◆ What is asked ◆
Find every line with the word "Namur". Copy those lines.

◆ Extracted information ◆
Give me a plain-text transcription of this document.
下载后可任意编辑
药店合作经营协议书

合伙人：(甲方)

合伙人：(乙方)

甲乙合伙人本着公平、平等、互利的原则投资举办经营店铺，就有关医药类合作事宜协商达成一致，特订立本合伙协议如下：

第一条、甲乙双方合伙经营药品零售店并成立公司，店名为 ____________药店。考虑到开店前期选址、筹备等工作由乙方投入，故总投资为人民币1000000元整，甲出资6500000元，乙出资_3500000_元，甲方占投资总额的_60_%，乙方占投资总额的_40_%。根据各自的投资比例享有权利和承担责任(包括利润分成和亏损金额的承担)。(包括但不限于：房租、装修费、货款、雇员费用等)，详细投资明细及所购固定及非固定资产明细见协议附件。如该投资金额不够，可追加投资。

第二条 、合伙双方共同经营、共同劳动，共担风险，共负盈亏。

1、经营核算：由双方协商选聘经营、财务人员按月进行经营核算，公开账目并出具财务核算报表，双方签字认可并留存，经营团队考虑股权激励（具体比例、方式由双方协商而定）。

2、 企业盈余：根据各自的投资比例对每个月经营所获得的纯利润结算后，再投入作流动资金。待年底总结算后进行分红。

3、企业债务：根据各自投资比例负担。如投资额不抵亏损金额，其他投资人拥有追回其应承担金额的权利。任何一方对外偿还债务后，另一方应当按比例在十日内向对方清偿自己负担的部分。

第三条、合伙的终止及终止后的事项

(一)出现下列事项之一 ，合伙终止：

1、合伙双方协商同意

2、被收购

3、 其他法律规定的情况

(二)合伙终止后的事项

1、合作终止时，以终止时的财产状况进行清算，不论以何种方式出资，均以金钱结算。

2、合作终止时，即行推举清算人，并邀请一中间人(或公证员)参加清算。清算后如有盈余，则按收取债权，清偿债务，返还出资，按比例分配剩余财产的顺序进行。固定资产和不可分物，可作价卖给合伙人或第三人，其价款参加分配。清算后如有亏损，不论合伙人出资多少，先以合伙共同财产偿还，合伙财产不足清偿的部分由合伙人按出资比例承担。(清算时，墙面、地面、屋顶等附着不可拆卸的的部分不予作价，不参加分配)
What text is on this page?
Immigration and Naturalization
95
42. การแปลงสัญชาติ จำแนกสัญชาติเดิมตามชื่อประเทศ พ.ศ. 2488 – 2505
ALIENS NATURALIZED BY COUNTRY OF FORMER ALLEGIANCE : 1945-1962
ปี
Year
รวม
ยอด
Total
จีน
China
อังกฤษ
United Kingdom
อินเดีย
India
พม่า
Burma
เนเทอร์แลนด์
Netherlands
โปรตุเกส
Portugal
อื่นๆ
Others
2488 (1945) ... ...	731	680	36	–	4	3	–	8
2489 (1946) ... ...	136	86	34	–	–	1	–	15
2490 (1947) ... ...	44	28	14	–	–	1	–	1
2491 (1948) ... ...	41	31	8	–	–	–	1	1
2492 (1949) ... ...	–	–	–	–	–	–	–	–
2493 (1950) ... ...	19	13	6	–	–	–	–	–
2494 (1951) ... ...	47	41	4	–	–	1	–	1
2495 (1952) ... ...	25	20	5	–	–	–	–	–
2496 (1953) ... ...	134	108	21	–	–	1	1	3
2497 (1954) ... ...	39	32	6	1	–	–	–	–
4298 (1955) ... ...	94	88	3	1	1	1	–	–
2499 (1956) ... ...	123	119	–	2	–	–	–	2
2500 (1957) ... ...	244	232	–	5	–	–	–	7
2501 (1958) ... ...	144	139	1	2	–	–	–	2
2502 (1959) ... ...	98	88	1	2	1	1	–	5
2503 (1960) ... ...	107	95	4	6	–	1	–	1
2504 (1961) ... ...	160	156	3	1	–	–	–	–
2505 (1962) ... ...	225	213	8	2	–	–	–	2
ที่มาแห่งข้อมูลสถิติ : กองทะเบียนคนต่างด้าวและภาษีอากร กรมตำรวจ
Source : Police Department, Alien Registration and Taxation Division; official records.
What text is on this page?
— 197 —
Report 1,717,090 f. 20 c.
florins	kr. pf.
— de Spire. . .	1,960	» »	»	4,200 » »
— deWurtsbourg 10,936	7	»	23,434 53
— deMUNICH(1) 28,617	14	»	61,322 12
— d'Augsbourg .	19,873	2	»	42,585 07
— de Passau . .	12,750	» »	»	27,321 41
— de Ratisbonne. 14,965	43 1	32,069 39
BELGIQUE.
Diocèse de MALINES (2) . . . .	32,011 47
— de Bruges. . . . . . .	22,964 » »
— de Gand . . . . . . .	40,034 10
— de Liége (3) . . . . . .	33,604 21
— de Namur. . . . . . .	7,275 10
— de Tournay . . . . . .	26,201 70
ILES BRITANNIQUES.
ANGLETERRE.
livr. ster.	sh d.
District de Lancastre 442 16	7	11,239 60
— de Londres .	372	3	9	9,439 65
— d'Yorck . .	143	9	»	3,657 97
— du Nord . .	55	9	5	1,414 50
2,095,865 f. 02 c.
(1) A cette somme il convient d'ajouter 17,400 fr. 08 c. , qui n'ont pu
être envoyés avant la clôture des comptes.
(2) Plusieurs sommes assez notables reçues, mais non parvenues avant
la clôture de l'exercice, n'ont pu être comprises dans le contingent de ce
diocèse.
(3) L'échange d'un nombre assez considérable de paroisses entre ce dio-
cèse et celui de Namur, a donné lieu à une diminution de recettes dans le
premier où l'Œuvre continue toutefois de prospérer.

◆ Completed exercise ◆
— de Namur. . . . . . .	7,275 10
cèse et celui de Namur, a donné lieu à une diminution de recettes dans le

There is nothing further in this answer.